[DATA FOR THIS EXERCISE start]
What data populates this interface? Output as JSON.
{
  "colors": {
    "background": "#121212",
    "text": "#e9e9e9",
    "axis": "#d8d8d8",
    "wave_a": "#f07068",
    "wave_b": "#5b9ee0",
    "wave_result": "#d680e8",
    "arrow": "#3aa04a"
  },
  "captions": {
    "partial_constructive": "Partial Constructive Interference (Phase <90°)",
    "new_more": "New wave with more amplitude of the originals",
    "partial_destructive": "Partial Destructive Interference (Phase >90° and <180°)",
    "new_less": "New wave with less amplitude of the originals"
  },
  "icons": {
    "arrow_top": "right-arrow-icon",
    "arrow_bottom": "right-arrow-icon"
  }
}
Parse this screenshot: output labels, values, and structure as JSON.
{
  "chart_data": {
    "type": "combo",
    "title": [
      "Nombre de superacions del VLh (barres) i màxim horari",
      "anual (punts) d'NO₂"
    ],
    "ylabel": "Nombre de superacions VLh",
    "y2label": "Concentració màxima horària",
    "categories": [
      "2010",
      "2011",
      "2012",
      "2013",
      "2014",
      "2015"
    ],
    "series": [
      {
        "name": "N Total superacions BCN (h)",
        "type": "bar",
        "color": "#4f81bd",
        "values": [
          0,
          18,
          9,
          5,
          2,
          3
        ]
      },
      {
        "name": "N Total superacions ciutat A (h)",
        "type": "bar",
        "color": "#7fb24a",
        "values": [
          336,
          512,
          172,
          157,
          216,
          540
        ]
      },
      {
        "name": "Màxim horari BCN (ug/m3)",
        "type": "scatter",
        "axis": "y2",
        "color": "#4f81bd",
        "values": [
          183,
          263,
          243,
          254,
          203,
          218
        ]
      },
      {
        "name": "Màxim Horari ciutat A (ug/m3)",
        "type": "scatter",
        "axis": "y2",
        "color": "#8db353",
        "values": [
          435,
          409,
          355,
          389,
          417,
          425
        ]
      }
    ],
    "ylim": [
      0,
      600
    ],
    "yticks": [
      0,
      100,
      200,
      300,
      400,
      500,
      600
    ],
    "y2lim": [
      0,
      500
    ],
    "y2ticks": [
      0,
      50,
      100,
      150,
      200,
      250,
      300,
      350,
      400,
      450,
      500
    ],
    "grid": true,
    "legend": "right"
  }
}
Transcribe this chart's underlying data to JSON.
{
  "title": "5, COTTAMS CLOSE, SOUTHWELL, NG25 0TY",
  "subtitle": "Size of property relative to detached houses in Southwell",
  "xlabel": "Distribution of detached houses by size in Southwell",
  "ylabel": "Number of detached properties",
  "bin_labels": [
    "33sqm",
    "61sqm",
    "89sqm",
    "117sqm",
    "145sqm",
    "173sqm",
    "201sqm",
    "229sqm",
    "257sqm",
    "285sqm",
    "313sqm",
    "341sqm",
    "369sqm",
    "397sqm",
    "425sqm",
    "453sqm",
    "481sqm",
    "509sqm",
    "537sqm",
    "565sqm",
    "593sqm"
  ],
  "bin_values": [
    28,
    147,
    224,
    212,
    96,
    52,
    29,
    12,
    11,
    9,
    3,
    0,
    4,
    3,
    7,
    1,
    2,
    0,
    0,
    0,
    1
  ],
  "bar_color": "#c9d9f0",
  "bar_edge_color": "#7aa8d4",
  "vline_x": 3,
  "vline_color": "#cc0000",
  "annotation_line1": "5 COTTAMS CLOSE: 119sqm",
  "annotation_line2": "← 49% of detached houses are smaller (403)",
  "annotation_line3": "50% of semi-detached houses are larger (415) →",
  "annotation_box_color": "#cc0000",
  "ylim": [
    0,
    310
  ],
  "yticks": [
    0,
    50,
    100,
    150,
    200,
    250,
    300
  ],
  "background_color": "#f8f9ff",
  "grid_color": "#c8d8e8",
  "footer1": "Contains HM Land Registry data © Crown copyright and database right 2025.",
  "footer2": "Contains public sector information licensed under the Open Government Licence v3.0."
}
[DATA FOR THIS EXERCISE end]
WHAT IS NEEDED: All of the entries must be written out exactly as they stand.

CORRECT RESULT:
What data populates this interface? Output as JSON.
{
  "colors": {
    "background": "#121212",
    "text": "#e9e9e9",
    "axis": "#d8d8d8",
    "wave_a": "#f07068",
    "wave_b": "#5b9ee0",
    "wave_result": "#d680e8",
    "arrow": "#3aa04a"
  },
  "captions": {
    "partial_constructive": "Partial Constructive Interference (Phase <90°)",
    "new_more": "New wave with more amplitude of the originals",
    "partial_destructive": "Partial Destructive Interference (Phase >90° and <180°)",
    "new_less": "New wave with less amplitude of the originals"
  },
  "icons": {
    "arrow_top": "right-arrow-icon",
    "arrow_bottom": "right-arrow-icon"
  }
}
Parse this screenshot: output labels, values, and structure as JSON.
{
  "chart_data": {
    "type": "combo",
    "title": [
      "Nombre de superacions del VLh (barres) i màxim horari",
      "anual (punts) d'NO₂"
    ],
    "ylabel": "Nombre de superacions VLh",
    "y2label": "Concentració màxima horària",
    "categories": [
      "2010",
      "2011",
      "2012",
      "2013",
      "2014",
      "2015"
    ],
    "series": [
      {
        "name": "N Total superacions BCN (h)",
        "type": "bar",
        "color": "#4f81bd",
        "values": [
          0,
          18,
          9,
          5,
          2,
          3
        ]
      },
      {
        "name": "N Total superacions ciutat A (h)",
        "type": "bar",
        "color": "#7fb24a",
        "values": [
          336,
          512,
          172,
          157,
          216,
          540
        ]
      },
      {
        "name": "Màxim horari BCN (ug/m3)",
        "type": "scatter",
        "axis": "y2",
        "color": "#4f81bd",
        "values": [
          183,
          263,
          243,
          254,
          203,
          218
        ]
      },
      {
        "name": "Màxim Horari ciutat A (ug/m3)",
        "type": "scatter",
        "axis": "y2",
        "color": "#8db353",
        "values": [
          435,
          409,
          355,
          389,
          417,
          425
        ]
      }
    ],
    "ylim": [
      0,
      600
    ],
    "yticks": [
      0,
      100,
      200,
      300,
      400,
      500,
      600
    ],
    "y2lim": [
      0,
      500
    ],
    "y2ticks": [
      0,
      50,
      100,
      150,
      200,
      250,
      300,
      350,
      400,
      450,
      500
    ],
    "grid": true,
    "legend": "right"
  }
}
Transcribe this chart's underlying data to JSON.
{
  "title": "5, COTTAMS CLOSE, SOUTHWELL, NG25 0TY",
  "subtitle": "Size of property relative to detached houses in Southwell",
  "xlabel": "Distribution of detached houses by size in Southwell",
  "ylabel": "Number of detached properties",
  "bin_labels": [
    "33sqm",
    "61sqm",
    "89sqm",
    "117sqm",
    "145sqm",
    "173sqm",
    "201sqm",
    "229sqm",
    "257sqm",
    "285sqm",
    "313sqm",
    "341sqm",
    "369sqm",
    "397sqm",
    "425sqm",
    "453sqm",
    "481sqm",
    "509sqm",
    "537sqm",
    "565sqm",
    "593sqm"
  ],
  "bin_values": [
    28,
    147,
    224,
    212,
    96,
    52,
    29,
    12,
    11,
    9,
    3,
    0,
    4,
    3,
    7,
    1,
    2,
    0,
    0,
    0,
    1
  ],
  "bar_color": "#c9d9f0",
  "bar_edge_color": "#7aa8d4",
  "vline_x": 3,
  "vline_color": "#cc0000",
  "annotation_line1": "5 COTTAMS CLOSE: 119sqm",
  "annotation_line2": "← 49% of detached houses are smaller (403)",
  "annotation_line3": "50% of semi-detached houses are larger (415) →",
  "annotation_box_color": "#cc0000",
  "ylim": [
    0,
    310
  ],
  "yticks": [
    0,
    50,
    100,
    150,
    200,
    250,
    300
  ],
  "background_color": "#f8f9ff",
  "grid_color": "#c8d8e8",
  "footer1": "Contains HM Land Registry data © Crown copyright and database right 2025.",
  "footer2": "Contains public sector information licensed under the Open Government Licence v3.0."
}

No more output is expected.